### Directive
Extract each line bearing the word "pediatric".

Stored records:
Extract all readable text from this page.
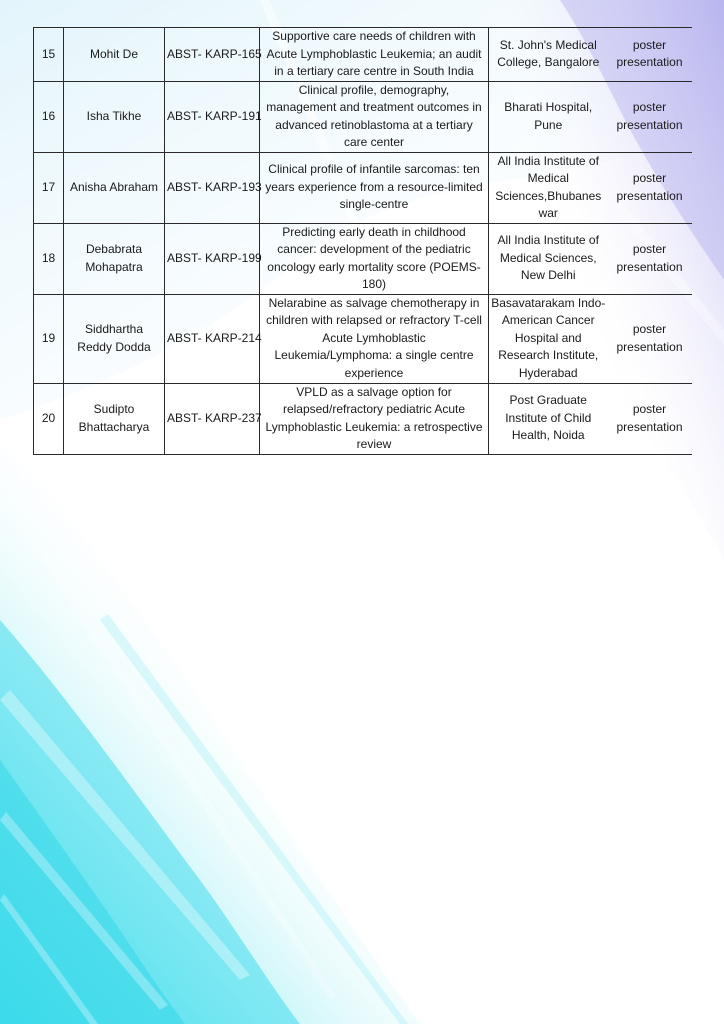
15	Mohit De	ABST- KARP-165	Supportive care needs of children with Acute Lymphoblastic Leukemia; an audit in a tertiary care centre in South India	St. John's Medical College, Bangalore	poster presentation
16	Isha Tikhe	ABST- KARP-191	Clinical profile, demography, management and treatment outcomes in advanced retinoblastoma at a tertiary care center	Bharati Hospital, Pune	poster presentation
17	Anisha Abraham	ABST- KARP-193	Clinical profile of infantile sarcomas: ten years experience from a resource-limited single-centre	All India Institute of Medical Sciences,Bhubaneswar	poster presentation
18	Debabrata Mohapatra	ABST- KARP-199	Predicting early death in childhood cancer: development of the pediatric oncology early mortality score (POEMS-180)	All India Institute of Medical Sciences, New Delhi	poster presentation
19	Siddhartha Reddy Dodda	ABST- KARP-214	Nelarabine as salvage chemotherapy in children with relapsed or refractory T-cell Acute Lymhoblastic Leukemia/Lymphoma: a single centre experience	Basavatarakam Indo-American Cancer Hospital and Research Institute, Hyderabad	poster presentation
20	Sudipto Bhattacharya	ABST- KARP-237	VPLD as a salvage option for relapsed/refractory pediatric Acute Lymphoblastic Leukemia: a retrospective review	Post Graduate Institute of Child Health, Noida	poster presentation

### Result
18	Debabrata Mohapatra	ABST- KARP-199	Predicting early death in childhood cancer: development of the pediatric oncology early mortality score (POEMS-180)	All India Institute of Medical Sciences, New Delhi	poster presentation
20	Sudipto Bhattacharya	ABST- KARP-237	VPLD as a salvage option for relapsed/refractory pediatric Acute Lymphoblastic Leukemia: a retrospective review	Post Graduate Institute of Child Health, Noida	poster presentation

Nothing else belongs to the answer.